***** Extracted information *****

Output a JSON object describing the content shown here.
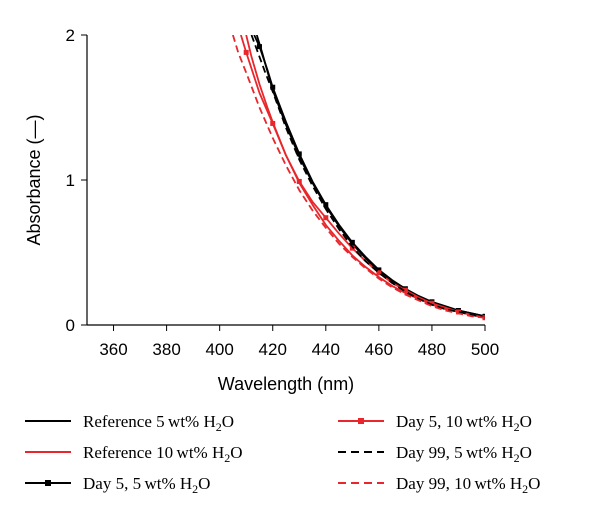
{
  "chart_data": {
    "type": "line",
    "xlabel": "Wavelength (nm)",
    "ylabel": "Absorbance (—)",
    "xlim": [
      350,
      500
    ],
    "ylim": [
      0,
      2
    ],
    "xticks": [
      "360",
      "380",
      "400",
      "420",
      "440",
      "460",
      "480",
      "500"
    ],
    "yticks": [
      "0",
      "1",
      "2"
    ],
    "grid": false,
    "legend_position": "bottom",
    "series": [
      {
        "name": "Reference 5 wt% H2O",
        "label_main": "Reference 5 wt% H",
        "label_sub": "2",
        "label_tail": "O",
        "color": "#000000",
        "dash": "solid",
        "marker": "none",
        "x": [
          414,
          416,
          418,
          420,
          425,
          430,
          435,
          440,
          445,
          450,
          455,
          460,
          465,
          470,
          475,
          480,
          485,
          490,
          495,
          500
        ],
        "y": [
          2.0,
          1.88,
          1.75,
          1.62,
          1.38,
          1.16,
          0.98,
          0.82,
          0.68,
          0.56,
          0.46,
          0.37,
          0.3,
          0.24,
          0.19,
          0.15,
          0.12,
          0.1,
          0.08,
          0.06
        ]
      },
      {
        "name": "Reference 10 wt% H2O",
        "label_main": "Reference 10 wt% H",
        "label_sub": "2",
        "label_tail": "O",
        "color": "#e8262b",
        "dash": "solid",
        "marker": "none",
        "x": [
          410,
          412,
          415,
          418,
          420,
          425,
          430,
          435,
          440,
          445,
          450,
          455,
          460,
          465,
          470,
          475,
          480,
          485,
          490,
          495,
          500
        ],
        "y": [
          2.0,
          1.85,
          1.66,
          1.5,
          1.4,
          1.17,
          0.98,
          0.83,
          0.69,
          0.58,
          0.48,
          0.4,
          0.33,
          0.27,
          0.22,
          0.18,
          0.14,
          0.11,
          0.09,
          0.07,
          0.06
        ]
      },
      {
        "name": "Day 5, 5 wt% H2O",
        "label_main": "Day 5, 5 wt% H",
        "label_sub": "2",
        "label_tail": "O",
        "color": "#000000",
        "dash": "solid",
        "marker": "square",
        "x": [
          413,
          415,
          418,
          420,
          425,
          430,
          435,
          440,
          445,
          450,
          455,
          460,
          465,
          470,
          475,
          480,
          485,
          490,
          495,
          500
        ],
        "y": [
          2.0,
          1.92,
          1.76,
          1.64,
          1.4,
          1.18,
          0.99,
          0.83,
          0.69,
          0.57,
          0.47,
          0.38,
          0.31,
          0.25,
          0.2,
          0.16,
          0.13,
          0.1,
          0.08,
          0.06
        ]
      },
      {
        "name": "Day 5, 10 wt% H2O",
        "label_main": "Day 5, 10 wt% H",
        "label_sub": "2",
        "label_tail": "O",
        "color": "#e8262b",
        "dash": "solid",
        "marker": "square",
        "x": [
          408,
          410,
          415,
          420,
          425,
          430,
          435,
          440,
          445,
          450,
          455,
          460,
          465,
          470,
          475,
          480,
          485,
          490,
          495,
          500
        ],
        "y": [
          2.0,
          1.88,
          1.6,
          1.39,
          1.17,
          0.99,
          0.85,
          0.74,
          0.63,
          0.53,
          0.44,
          0.36,
          0.29,
          0.24,
          0.19,
          0.15,
          0.12,
          0.09,
          0.07,
          0.05
        ]
      },
      {
        "name": "Day 99, 5 wt% H2O",
        "label_main": "Day 99, 5 wt% H",
        "label_sub": "2",
        "label_tail": "O",
        "color": "#000000",
        "dash": "dashed",
        "marker": "none",
        "x": [
          412,
          414,
          417,
          420,
          425,
          430,
          435,
          440,
          445,
          450,
          455,
          460,
          465,
          470,
          475,
          480,
          485,
          490,
          495,
          500
        ],
        "y": [
          2.0,
          1.9,
          1.75,
          1.61,
          1.36,
          1.14,
          0.96,
          0.8,
          0.66,
          0.54,
          0.44,
          0.36,
          0.29,
          0.23,
          0.18,
          0.14,
          0.11,
          0.09,
          0.07,
          0.05
        ]
      },
      {
        "name": "Day 99, 10 wt% H2O",
        "label_main": "Day 99, 10 wt% H",
        "label_sub": "2",
        "label_tail": "O",
        "color": "#e8262b",
        "dash": "dashed",
        "marker": "none",
        "x": [
          405,
          407,
          410,
          415,
          420,
          425,
          430,
          435,
          440,
          445,
          450,
          455,
          460,
          465,
          470,
          475,
          480,
          485,
          490,
          495,
          500
        ],
        "y": [
          2.0,
          1.88,
          1.74,
          1.5,
          1.29,
          1.1,
          0.93,
          0.79,
          0.67,
          0.56,
          0.47,
          0.39,
          0.32,
          0.26,
          0.21,
          0.17,
          0.13,
          0.1,
          0.08,
          0.06,
          0.05
        ]
      }
    ]
  }
}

*****

### Task to complete
Scan the lines for the string "Reference". Copy out each line that matches.

### Result of the exercise
        "name": "Reference 5 wt% H2O",
        "label_main": "Reference 5 wt% H",
        "name": "Reference 10 wt% H2O",
        "label_main": "Reference 10 wt% H",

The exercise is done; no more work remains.